## [Records to use]
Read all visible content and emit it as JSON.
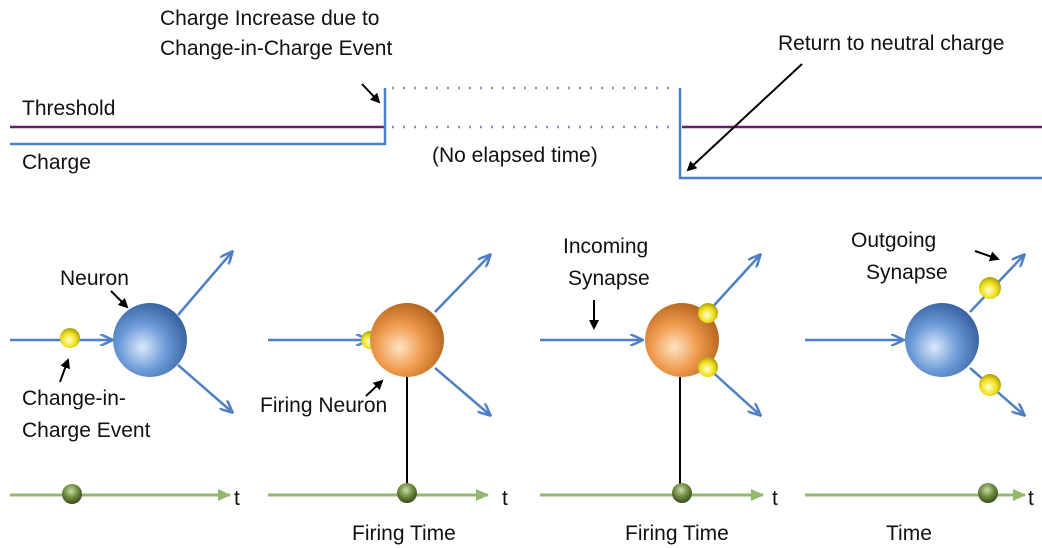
{
  "top": {
    "threshold": "Threshold",
    "charge": "Charge",
    "increase_label": [
      "Charge Increase due to",
      "Change-in-Charge Event"
    ],
    "return_label": "Return to neutral charge",
    "no_elapsed": "(No elapsed time)"
  },
  "panels": [
    {
      "labels": [
        "Neuron",
        "Change-in-",
        "Charge Event"
      ],
      "axis_label": "t"
    },
    {
      "labels": [
        "Firing Neuron"
      ],
      "axis_label": "t",
      "time_label": "Firing Time"
    },
    {
      "labels": [
        "Incoming",
        "Synapse"
      ],
      "axis_label": "t",
      "time_label": "Firing Time"
    },
    {
      "labels": [
        "Outgoing",
        "Synapse"
      ],
      "axis_label": "t",
      "time_label": "Time"
    }
  ]
}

## [Required work]
An exact transcription of all the entries is required, without the pictures.

## [Finished task]
Read all visible content and emit it as JSON.
{
  "top": {
    "threshold": "Threshold",
    "charge": "Charge",
    "increase_label": [
      "Charge Increase due to",
      "Change-in-Charge Event"
    ],
    "return_label": "Return to neutral charge",
    "no_elapsed": "(No elapsed time)"
  },
  "panels": [
    {
      "labels": [
        "Neuron",
        "Change-in-",
        "Charge Event"
      ],
      "axis_label": "t"
    },
    {
      "labels": [
        "Firing Neuron"
      ],
      "axis_label": "t",
      "time_label": "Firing Time"
    },
    {
      "labels": [
        "Incoming",
        "Synapse"
      ],
      "axis_label": "t",
      "time_label": "Firing Time"
    },
    {
      "labels": [
        "Outgoing",
        "Synapse"
      ],
      "axis_label": "t",
      "time_label": "Time"
    }
  ]
}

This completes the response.